> _Written exercise_: Identify every line in the records below that contains the word "title", and copy each of those lines.

========================================================================

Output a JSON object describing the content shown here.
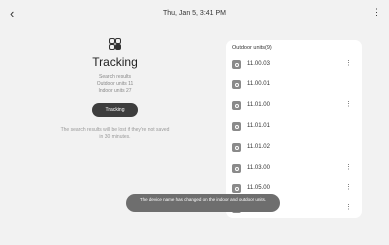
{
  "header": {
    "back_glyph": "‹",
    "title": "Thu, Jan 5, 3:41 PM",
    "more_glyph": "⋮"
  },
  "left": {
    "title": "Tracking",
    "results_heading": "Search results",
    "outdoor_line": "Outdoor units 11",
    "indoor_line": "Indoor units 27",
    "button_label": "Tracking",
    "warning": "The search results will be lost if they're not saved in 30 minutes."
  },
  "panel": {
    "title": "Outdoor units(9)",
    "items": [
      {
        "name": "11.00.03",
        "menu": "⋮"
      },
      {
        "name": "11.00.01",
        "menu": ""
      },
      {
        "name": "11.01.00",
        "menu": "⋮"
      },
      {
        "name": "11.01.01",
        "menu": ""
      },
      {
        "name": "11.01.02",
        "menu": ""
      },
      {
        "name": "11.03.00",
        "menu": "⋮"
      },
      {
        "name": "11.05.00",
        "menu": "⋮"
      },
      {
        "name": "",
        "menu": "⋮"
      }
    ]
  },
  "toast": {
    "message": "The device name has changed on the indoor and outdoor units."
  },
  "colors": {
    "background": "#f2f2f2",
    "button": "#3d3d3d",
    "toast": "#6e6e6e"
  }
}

========================================================================

> _Solution below_:
    "title": "Thu, Jan 5, 3:41 PM",
    "title": "Tracking",
    "title": "Outdoor units(9)",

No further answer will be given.